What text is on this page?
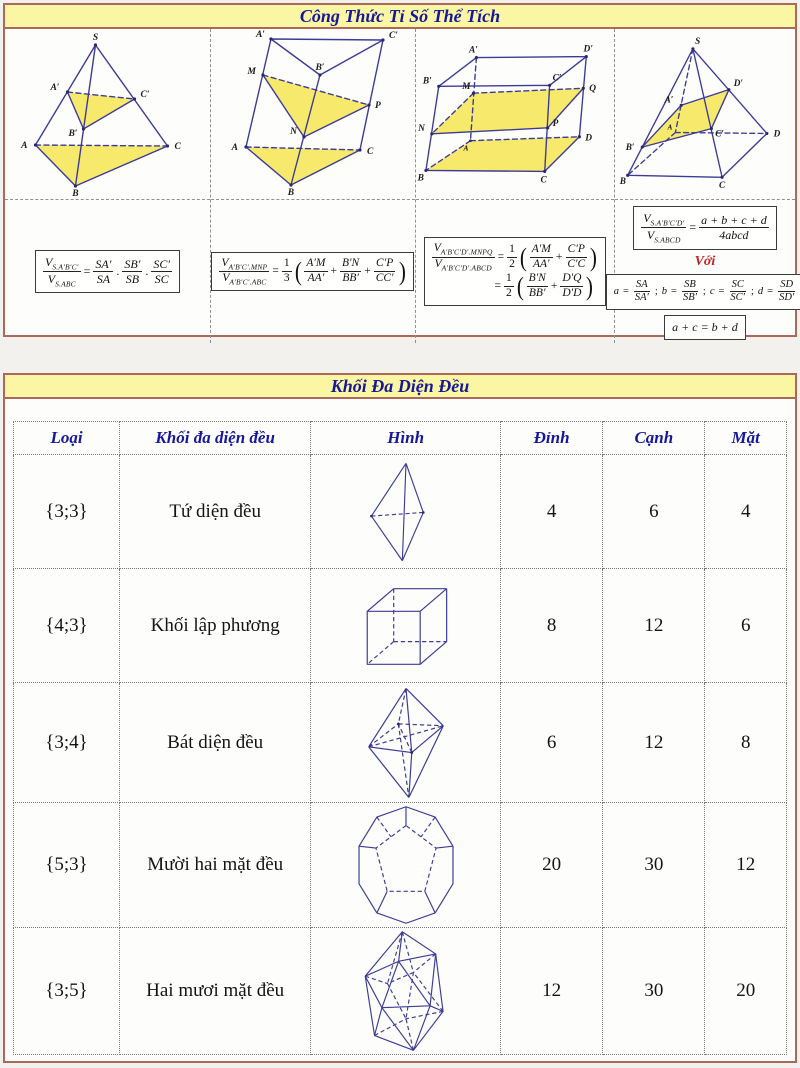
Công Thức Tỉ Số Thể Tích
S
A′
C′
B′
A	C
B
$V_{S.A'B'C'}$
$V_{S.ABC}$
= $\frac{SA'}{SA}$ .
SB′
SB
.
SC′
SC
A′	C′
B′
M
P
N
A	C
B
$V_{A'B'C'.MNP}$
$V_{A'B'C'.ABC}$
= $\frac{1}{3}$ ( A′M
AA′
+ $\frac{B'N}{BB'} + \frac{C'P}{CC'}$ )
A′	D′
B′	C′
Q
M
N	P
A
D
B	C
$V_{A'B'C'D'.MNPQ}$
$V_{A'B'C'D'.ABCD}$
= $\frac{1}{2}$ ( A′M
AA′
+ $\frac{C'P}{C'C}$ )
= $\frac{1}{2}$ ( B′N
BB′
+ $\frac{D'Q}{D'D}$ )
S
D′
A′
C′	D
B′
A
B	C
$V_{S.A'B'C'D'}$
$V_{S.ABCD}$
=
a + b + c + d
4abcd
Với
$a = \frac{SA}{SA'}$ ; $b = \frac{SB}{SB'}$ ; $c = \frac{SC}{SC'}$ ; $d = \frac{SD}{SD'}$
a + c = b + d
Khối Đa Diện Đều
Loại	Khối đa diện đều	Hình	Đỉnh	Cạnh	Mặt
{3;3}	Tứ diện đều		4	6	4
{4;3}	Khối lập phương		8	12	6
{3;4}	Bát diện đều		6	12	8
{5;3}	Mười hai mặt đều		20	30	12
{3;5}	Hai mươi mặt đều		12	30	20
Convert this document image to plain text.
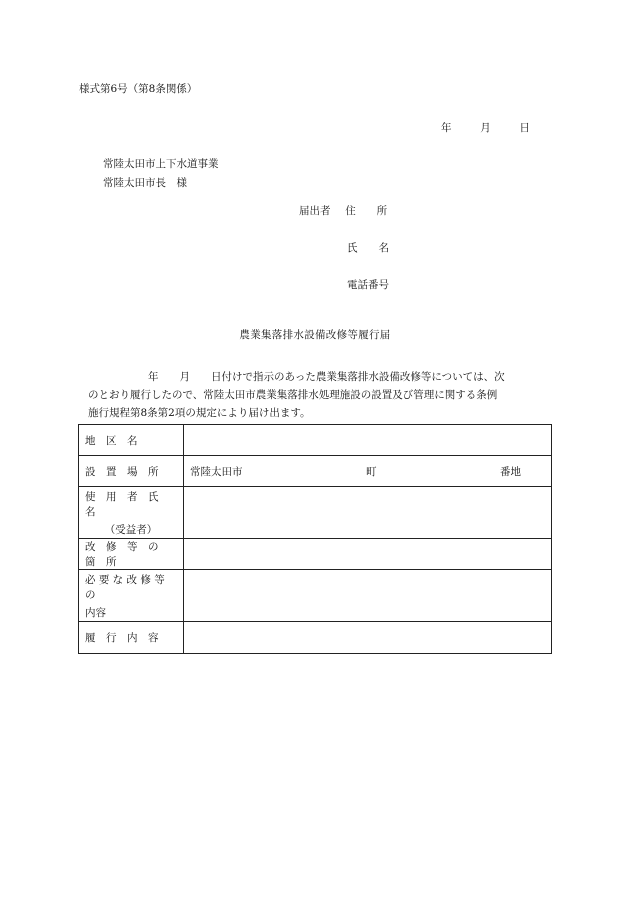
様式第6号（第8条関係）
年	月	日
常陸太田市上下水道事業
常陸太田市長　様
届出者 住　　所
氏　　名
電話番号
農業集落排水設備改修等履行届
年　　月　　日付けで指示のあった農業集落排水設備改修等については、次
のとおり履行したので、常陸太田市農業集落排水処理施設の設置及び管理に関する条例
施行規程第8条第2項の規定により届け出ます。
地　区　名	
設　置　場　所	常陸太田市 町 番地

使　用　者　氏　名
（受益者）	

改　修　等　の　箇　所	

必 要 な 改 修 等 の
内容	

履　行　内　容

------------------------------------------------------------------------

• [Written task]:
In the listing, find each line with the string "Khối" and copy it.

• [Solution for this task]:
Khối Đa Diện Đều
Loại	Khối đa diện đều	Hình	Đỉnh	Cạnh	Mặt
{4;3}	Khối lập phương		8	12	6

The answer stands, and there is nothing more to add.